> **Exercise requirements**
List each line of the data that holds the word "Contains".

> **Input for this task**
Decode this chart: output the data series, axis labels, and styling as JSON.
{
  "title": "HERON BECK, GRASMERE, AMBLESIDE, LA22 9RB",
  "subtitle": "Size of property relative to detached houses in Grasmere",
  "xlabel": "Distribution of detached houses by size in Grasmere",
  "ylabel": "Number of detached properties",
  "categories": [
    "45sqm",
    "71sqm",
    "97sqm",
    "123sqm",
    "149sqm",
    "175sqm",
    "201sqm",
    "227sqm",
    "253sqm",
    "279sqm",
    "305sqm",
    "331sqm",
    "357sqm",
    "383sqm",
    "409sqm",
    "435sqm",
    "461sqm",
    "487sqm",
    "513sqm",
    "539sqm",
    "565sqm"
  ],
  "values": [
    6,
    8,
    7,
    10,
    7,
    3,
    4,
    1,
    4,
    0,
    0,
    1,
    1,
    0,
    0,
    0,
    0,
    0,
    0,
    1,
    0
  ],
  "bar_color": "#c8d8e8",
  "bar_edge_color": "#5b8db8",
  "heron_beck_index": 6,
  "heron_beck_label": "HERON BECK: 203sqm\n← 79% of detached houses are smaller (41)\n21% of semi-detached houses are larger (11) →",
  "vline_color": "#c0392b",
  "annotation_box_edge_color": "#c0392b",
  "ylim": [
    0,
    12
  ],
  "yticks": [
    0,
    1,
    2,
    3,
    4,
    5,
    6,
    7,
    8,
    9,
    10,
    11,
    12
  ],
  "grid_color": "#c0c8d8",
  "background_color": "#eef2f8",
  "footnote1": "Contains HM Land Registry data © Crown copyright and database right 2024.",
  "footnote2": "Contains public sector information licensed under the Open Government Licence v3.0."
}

> **Response to this task**
  "footnote1": "Contains HM Land Registry data © Crown copyright and database right 2024.",
  "footnote2": "Contains public sector information licensed under the Open Government Licence v3.0."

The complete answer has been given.